### REQUIREMENTS
Repeat each line exactly, leaving nothing out.

### DATA EXCERPTS

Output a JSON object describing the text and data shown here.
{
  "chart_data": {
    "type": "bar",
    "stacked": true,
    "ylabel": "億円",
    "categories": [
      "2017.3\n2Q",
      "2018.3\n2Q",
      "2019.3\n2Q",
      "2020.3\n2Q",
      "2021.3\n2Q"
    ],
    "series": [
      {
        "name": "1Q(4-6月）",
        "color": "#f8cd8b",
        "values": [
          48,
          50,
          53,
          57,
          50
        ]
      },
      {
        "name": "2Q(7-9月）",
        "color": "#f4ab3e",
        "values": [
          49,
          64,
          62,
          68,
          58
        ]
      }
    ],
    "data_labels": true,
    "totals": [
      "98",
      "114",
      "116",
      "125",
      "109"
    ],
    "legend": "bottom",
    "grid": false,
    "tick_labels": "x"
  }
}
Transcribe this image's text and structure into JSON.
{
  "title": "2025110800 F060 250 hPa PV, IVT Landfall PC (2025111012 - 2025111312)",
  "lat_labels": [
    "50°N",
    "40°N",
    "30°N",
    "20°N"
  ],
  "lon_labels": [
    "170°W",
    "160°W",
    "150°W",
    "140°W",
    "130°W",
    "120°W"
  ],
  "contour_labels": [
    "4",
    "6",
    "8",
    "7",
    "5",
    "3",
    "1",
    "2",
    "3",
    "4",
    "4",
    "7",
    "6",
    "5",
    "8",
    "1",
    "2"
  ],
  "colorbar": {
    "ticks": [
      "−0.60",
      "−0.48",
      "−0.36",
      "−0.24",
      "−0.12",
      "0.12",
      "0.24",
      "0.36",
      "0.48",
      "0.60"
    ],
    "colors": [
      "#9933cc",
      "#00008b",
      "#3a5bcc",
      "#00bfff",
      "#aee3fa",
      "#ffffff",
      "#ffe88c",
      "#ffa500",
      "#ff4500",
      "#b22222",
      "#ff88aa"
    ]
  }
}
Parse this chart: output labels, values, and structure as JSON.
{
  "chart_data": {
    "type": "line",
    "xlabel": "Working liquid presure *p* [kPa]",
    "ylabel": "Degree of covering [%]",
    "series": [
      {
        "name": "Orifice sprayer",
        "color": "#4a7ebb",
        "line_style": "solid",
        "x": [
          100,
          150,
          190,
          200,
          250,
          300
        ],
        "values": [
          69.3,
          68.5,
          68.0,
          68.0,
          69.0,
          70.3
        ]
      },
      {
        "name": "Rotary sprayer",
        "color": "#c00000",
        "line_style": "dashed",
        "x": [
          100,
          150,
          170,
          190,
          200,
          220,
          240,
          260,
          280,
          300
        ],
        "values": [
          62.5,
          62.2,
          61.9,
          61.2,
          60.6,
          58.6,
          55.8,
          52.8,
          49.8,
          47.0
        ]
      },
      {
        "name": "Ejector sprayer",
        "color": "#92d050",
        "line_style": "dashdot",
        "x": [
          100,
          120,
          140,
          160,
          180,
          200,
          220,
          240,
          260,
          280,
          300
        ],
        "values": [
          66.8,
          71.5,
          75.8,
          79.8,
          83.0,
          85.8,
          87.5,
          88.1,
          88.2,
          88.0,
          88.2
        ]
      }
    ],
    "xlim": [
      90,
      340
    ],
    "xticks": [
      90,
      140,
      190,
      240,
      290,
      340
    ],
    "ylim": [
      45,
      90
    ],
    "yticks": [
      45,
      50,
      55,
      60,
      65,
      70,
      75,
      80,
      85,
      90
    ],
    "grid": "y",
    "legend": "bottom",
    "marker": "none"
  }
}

### THE RESPONSE
Output a JSON object describing the text and data shown here.
{
  "chart_data": {
    "type": "bar",
    "stacked": true,
    "ylabel": "億円",
    "categories": [
      "2017.3\n2Q",
      "2018.3\n2Q",
      "2019.3\n2Q",
      "2020.3\n2Q",
      "2021.3\n2Q"
    ],
    "series": [
      {
        "name": "1Q(4-6月）",
        "color": "#f8cd8b",
        "values": [
          48,
          50,
          53,
          57,
          50
        ]
      },
      {
        "name": "2Q(7-9月）",
        "color": "#f4ab3e",
        "values": [
          49,
          64,
          62,
          68,
          58
        ]
      }
    ],
    "data_labels": true,
    "totals": [
      "98",
      "114",
      "116",
      "125",
      "109"
    ],
    "legend": "bottom",
    "grid": false,
    "tick_labels": "x"
  }
}
Transcribe this image's text and structure into JSON.
{
  "title": "2025110800 F060 250 hPa PV, IVT Landfall PC (2025111012 - 2025111312)",
  "lat_labels": [
    "50°N",
    "40°N",
    "30°N",
    "20°N"
  ],
  "lon_labels": [
    "170°W",
    "160°W",
    "150°W",
    "140°W",
    "130°W",
    "120°W"
  ],
  "contour_labels": [
    "4",
    "6",
    "8",
    "7",
    "5",
    "3",
    "1",
    "2",
    "3",
    "4",
    "4",
    "7",
    "6",
    "5",
    "8",
    "1",
    "2"
  ],
  "colorbar": {
    "ticks": [
      "−0.60",
      "−0.48",
      "−0.36",
      "−0.24",
      "−0.12",
      "0.12",
      "0.24",
      "0.36",
      "0.48",
      "0.60"
    ],
    "colors": [
      "#9933cc",
      "#00008b",
      "#3a5bcc",
      "#00bfff",
      "#aee3fa",
      "#ffffff",
      "#ffe88c",
      "#ffa500",
      "#ff4500",
      "#b22222",
      "#ff88aa"
    ]
  }
}
Parse this chart: output labels, values, and structure as JSON.
{
  "chart_data": {
    "type": "line",
    "xlabel": "Working liquid presure *p* [kPa]",
    "ylabel": "Degree of covering [%]",
    "series": [
      {
        "name": "Orifice sprayer",
        "color": "#4a7ebb",
        "line_style": "solid",
        "x": [
          100,
          150,
          190,
          200,
          250,
          300
        ],
        "values": [
          69.3,
          68.5,
          68.0,
          68.0,
          69.0,
          70.3
        ]
      },
      {
        "name": "Rotary sprayer",
        "color": "#c00000",
        "line_style": "dashed",
        "x": [
          100,
          150,
          170,
          190,
          200,
          220,
          240,
          260,
          280,
          300
        ],
        "values": [
          62.5,
          62.2,
          61.9,
          61.2,
          60.6,
          58.6,
          55.8,
          52.8,
          49.8,
          47.0
        ]
      },
      {
        "name": "Ejector sprayer",
        "color": "#92d050",
        "line_style": "dashdot",
        "x": [
          100,
          120,
          140,
          160,
          180,
          200,
          220,
          240,
          260,
          280,
          300
        ],
        "values": [
          66.8,
          71.5,
          75.8,
          79.8,
          83.0,
          85.8,
          87.5,
          88.1,
          88.2,
          88.0,
          88.2
        ]
      }
    ],
    "xlim": [
      90,
      340
    ],
    "xticks": [
      90,
      140,
      190,
      240,
      290,
      340
    ],
    "ylim": [
      45,
      90
    ],
    "yticks": [
      45,
      50,
      55,
      60,
      65,
      70,
      75,
      80,
      85,
      90
    ],
    "grid": "y",
    "legend": "bottom",
    "marker": "none"
  }
}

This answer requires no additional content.